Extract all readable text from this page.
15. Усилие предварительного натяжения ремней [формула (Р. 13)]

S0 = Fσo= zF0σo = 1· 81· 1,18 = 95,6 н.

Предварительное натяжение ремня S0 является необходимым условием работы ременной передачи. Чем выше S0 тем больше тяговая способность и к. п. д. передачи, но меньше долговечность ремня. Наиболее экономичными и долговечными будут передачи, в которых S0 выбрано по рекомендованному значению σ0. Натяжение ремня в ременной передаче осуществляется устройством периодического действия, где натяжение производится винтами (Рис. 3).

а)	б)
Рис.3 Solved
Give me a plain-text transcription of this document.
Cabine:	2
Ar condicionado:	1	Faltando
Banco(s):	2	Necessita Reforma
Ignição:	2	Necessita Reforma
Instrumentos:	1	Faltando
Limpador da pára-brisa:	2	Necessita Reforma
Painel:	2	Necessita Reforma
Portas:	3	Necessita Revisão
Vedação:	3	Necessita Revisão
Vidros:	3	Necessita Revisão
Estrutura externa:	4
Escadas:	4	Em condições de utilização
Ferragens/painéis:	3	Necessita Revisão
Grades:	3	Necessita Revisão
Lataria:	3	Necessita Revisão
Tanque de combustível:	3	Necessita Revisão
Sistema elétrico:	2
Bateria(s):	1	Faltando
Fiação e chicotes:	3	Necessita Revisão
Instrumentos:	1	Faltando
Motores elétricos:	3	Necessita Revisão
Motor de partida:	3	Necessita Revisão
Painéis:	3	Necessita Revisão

__________________________________________________

Looking at the listing above, count the lines that contain "text" and give nothing but the number.

2